EXTRACTED DATA:

'''

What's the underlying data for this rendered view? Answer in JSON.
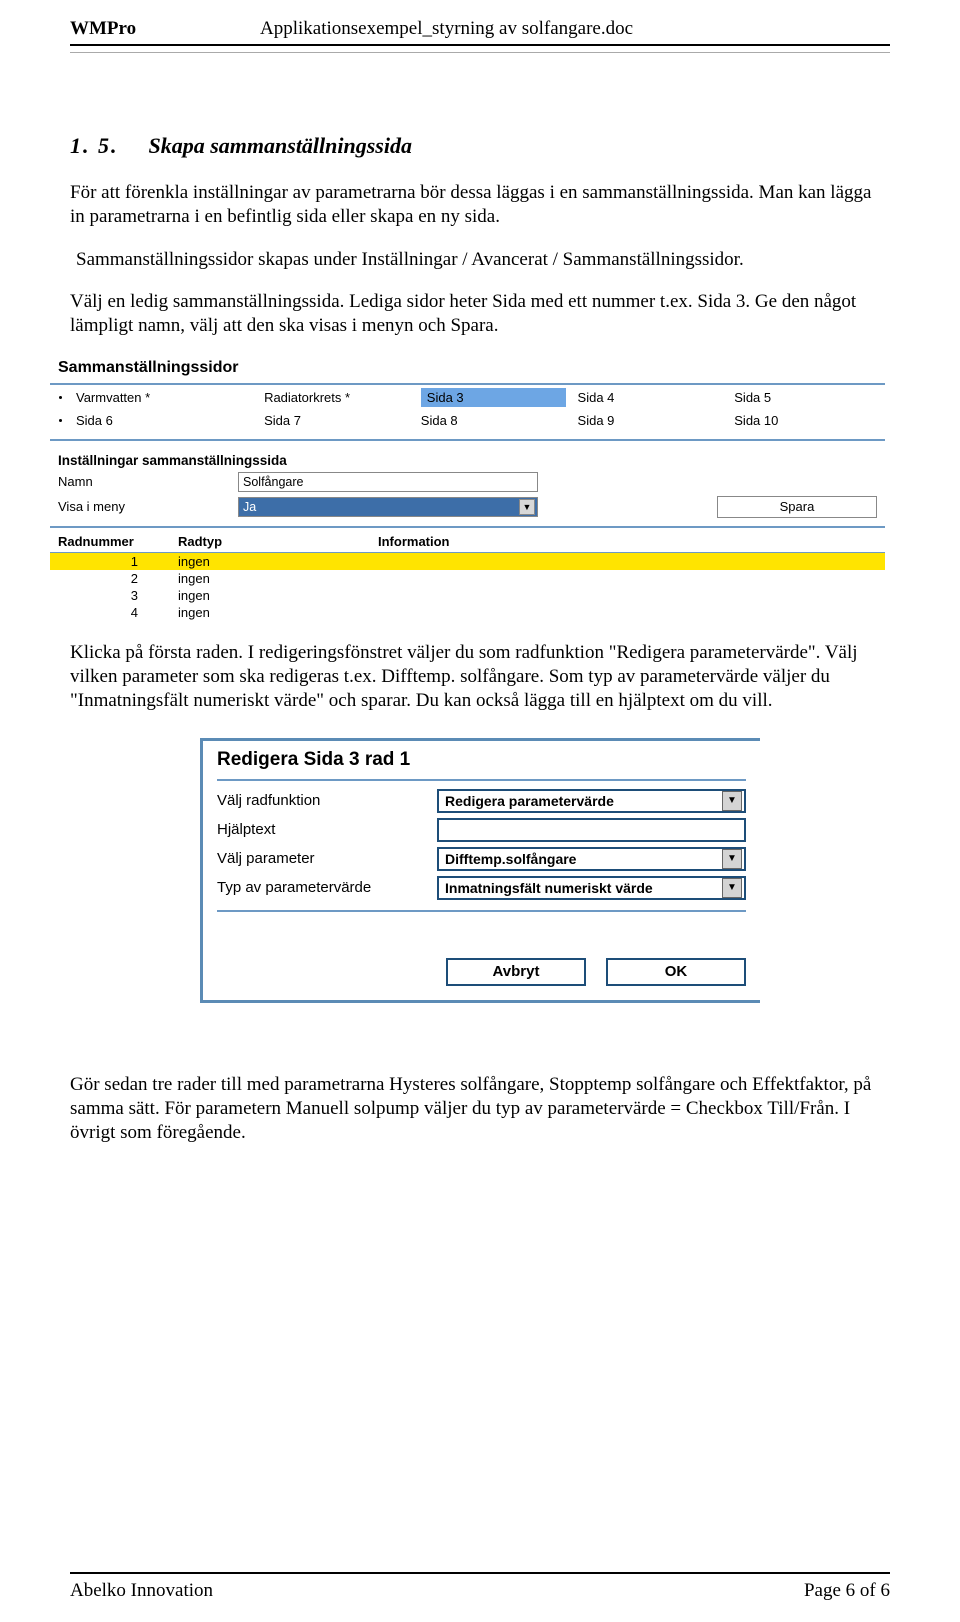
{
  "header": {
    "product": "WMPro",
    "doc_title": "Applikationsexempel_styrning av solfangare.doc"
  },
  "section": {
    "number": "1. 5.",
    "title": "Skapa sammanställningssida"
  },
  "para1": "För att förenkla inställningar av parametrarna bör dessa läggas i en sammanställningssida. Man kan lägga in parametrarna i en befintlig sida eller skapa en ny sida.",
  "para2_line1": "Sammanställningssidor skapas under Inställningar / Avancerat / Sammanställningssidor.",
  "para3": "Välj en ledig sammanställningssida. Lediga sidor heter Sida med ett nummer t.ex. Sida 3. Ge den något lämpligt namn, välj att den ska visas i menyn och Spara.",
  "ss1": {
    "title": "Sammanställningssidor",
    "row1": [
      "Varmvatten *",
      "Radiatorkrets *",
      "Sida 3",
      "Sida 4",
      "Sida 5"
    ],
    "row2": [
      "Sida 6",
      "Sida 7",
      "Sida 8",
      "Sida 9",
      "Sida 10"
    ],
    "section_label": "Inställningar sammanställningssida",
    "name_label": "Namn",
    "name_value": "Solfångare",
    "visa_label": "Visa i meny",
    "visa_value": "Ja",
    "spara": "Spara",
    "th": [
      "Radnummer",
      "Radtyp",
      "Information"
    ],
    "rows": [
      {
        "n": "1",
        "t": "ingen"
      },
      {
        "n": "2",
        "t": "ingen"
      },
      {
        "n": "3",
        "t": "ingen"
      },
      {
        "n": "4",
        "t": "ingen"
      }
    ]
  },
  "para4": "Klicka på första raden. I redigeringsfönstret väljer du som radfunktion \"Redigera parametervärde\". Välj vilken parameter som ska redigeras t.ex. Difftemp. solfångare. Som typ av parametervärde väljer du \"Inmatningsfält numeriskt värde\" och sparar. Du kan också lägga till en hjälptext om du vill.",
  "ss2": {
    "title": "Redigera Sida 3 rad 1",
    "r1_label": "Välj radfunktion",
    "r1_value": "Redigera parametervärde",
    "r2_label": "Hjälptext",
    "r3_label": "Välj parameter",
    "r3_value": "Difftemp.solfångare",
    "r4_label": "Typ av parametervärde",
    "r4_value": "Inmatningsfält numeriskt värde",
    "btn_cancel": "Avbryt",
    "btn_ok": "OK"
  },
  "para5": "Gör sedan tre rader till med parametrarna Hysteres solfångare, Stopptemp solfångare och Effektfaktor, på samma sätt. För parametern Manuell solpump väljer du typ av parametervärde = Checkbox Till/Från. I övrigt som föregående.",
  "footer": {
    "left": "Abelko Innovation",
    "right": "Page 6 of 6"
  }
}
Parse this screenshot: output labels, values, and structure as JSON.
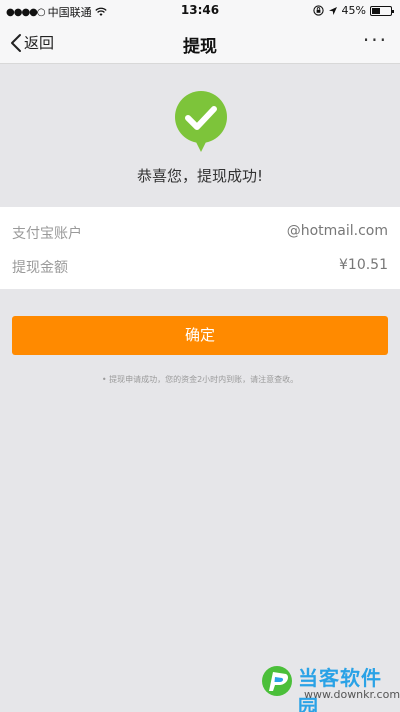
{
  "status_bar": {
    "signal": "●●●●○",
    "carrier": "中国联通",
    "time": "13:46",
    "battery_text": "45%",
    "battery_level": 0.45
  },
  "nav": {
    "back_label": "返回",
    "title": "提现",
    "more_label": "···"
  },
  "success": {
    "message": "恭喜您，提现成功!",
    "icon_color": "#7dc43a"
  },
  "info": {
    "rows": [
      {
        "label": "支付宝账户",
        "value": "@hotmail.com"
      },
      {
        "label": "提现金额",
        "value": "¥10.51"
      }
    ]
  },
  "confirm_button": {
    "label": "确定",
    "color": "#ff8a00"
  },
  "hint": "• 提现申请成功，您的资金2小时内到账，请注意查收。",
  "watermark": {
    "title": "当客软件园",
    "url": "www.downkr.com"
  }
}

'''

WHAT TO PRODUCE: Scan the entries above for the word "radfunktion" and collect each line holding it.

RESULT OF THIS EXERCISE:
  "para4": "Klicka på första raden. I redigeringsfönstret väljer du som radfunktion \"Redigera parametervärde\". Välj vilken parameter som ska redigeras t.ex. Difftemp. solfångare. Som typ av parametervärde väljer du \"Inmatningsfält numeriskt värde\" och sparar. Du kan också lägga till en hjälptext om du vill.",
    "r1_label": "Välj radfunktion",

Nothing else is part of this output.